EXERCISE REQUIREMENTS. Write out each line of the entries below that holds the word "adherent".

:: RECORDS TO USE ::

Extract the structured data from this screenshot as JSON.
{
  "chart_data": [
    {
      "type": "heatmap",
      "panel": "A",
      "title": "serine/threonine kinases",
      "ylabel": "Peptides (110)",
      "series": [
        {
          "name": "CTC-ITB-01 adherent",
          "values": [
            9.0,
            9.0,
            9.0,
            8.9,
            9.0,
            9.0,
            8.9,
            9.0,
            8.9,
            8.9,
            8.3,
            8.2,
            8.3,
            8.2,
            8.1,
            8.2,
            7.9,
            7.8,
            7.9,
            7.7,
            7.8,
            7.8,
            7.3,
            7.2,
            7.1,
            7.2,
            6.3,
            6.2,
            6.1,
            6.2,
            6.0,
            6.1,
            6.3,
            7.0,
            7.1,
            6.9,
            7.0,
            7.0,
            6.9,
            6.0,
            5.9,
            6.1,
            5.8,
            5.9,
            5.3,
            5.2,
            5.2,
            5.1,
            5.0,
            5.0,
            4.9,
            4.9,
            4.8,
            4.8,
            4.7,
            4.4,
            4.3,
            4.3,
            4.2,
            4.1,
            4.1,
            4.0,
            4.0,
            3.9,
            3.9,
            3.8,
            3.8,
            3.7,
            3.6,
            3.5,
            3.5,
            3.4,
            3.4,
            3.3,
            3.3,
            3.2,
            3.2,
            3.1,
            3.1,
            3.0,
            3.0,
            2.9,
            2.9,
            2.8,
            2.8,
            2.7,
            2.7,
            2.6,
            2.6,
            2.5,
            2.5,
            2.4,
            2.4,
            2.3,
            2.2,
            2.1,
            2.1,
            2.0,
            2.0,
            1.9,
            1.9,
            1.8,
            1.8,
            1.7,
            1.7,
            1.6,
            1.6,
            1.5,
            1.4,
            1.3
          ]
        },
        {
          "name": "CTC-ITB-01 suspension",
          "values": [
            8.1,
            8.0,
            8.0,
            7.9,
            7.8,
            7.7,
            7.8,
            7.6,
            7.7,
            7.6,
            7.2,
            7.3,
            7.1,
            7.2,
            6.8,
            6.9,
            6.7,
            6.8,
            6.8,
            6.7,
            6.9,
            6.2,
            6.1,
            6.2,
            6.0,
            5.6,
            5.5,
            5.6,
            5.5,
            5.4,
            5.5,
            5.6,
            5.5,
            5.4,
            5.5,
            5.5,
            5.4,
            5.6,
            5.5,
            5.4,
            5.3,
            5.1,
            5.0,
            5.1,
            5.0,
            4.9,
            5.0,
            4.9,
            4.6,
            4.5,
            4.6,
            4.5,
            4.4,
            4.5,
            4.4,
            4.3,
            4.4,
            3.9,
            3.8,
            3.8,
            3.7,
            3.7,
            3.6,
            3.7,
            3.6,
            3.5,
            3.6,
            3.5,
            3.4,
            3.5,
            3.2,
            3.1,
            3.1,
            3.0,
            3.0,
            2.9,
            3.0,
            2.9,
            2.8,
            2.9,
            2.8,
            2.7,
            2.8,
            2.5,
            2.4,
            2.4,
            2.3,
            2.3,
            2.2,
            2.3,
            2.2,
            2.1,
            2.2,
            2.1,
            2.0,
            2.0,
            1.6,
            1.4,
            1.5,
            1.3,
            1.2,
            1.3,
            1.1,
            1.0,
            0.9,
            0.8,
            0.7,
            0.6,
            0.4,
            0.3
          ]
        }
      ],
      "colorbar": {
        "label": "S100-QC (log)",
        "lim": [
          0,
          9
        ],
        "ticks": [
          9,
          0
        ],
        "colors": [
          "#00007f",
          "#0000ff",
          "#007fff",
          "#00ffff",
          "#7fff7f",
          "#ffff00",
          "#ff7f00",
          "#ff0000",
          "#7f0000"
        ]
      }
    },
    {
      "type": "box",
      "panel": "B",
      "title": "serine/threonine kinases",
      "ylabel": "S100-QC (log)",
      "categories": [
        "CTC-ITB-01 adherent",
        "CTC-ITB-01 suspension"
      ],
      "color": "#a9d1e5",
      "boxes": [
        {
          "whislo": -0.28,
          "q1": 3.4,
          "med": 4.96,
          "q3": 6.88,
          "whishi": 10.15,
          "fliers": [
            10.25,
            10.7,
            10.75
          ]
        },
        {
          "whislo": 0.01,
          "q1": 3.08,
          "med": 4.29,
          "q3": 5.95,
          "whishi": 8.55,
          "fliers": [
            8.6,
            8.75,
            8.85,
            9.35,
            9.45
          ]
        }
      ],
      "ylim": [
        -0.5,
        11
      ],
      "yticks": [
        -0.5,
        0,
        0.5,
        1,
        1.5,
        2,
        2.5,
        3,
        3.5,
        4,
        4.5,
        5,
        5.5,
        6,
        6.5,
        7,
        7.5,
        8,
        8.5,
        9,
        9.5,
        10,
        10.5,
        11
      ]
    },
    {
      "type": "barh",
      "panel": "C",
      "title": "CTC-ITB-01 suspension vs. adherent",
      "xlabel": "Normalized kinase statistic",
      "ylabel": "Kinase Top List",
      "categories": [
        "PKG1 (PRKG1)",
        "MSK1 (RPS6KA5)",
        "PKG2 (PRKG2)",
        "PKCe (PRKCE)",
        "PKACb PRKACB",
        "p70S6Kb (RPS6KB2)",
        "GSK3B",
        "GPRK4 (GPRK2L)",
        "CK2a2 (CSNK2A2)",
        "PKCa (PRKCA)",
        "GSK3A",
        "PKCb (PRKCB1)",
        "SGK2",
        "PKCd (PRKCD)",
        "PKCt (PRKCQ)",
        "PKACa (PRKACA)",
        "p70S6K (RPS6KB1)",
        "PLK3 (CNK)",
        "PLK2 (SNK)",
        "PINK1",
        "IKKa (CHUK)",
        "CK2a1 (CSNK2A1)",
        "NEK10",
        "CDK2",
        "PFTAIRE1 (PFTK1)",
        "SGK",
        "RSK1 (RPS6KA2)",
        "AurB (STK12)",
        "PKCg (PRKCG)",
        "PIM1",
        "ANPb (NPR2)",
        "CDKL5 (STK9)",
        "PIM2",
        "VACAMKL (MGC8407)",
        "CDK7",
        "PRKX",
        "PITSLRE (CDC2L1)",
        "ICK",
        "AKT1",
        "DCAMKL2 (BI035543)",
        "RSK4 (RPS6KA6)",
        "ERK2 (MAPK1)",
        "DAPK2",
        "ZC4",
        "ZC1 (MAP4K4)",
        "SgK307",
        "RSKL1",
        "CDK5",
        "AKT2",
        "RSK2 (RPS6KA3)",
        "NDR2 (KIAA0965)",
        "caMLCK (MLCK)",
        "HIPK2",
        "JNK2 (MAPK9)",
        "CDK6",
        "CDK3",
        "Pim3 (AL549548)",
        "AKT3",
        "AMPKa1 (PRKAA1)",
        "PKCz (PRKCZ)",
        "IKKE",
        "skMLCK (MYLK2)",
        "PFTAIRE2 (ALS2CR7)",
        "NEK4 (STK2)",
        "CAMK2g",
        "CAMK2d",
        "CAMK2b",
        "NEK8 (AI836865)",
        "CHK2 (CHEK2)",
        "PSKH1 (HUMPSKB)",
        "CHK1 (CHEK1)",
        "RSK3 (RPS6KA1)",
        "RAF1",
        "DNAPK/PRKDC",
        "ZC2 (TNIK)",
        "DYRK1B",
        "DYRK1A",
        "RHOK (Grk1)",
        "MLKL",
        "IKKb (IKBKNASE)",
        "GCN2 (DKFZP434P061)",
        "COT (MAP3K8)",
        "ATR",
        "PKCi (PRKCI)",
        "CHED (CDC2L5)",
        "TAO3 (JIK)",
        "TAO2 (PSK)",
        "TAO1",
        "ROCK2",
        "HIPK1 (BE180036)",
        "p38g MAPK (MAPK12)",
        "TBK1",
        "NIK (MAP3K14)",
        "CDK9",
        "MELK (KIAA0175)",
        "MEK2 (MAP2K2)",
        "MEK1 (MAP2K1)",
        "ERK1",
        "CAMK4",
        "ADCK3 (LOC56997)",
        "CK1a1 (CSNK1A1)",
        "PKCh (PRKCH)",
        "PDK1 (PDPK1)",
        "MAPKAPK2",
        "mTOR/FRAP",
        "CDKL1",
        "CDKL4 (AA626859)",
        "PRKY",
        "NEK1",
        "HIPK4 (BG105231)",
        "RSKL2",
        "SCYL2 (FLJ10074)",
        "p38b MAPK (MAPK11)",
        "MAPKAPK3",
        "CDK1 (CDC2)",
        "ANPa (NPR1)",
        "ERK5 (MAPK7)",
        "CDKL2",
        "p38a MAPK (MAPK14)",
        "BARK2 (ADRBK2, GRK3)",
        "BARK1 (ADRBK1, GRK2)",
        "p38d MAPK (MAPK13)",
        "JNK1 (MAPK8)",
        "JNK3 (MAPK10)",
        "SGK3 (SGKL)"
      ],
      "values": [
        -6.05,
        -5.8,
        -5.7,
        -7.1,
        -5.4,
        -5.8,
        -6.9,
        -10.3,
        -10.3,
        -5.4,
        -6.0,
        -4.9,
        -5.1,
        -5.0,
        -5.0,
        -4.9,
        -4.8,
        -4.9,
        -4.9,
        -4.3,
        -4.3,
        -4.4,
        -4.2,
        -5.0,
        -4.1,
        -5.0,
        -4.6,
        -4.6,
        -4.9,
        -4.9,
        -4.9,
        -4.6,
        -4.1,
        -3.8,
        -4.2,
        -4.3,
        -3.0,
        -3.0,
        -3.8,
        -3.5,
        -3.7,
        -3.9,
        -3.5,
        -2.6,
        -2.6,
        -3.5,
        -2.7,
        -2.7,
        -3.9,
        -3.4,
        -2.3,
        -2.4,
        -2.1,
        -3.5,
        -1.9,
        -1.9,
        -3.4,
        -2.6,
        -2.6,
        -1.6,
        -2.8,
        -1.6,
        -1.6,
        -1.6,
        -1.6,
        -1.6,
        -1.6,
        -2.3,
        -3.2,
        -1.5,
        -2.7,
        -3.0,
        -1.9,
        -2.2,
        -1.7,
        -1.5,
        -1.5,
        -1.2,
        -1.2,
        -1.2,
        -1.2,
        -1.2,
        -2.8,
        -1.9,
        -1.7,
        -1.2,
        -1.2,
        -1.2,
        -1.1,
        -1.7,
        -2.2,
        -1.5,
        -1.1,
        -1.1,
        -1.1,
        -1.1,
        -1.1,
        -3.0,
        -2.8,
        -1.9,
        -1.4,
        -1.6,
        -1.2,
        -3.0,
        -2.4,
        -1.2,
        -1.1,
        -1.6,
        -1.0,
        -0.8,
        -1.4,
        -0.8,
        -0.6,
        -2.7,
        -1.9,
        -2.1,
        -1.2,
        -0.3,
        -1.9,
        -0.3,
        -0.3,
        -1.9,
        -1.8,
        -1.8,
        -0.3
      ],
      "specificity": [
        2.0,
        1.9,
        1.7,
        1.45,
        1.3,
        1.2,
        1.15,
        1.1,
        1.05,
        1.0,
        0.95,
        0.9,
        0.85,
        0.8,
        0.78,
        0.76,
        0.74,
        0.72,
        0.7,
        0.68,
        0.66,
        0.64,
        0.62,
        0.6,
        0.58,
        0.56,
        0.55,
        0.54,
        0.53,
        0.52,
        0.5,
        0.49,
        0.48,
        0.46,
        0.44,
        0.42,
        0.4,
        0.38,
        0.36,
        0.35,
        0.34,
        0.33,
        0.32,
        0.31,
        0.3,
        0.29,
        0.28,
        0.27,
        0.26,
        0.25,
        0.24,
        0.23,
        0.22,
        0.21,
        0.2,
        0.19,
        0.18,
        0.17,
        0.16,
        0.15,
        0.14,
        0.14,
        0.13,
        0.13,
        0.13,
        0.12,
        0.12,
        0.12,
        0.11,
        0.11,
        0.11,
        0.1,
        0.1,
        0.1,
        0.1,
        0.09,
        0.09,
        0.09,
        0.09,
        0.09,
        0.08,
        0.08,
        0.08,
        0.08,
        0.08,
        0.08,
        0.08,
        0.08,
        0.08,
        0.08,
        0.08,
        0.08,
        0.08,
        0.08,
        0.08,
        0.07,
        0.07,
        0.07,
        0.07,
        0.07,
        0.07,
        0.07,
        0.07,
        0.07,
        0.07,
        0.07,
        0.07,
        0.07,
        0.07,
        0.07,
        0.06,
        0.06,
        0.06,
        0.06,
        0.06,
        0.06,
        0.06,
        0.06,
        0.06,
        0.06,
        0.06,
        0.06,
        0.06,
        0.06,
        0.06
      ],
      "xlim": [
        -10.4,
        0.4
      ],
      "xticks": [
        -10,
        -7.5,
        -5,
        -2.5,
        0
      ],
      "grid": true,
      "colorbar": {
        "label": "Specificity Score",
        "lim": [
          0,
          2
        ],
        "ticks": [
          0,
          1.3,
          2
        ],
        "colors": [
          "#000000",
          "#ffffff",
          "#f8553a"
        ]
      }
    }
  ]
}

:::

ANSWER BOX.
          "name": "CTC-ITB-01 adherent",
        "CTC-ITB-01 adherent",
      "title": "CTC-ITB-01 suspension vs. adherent",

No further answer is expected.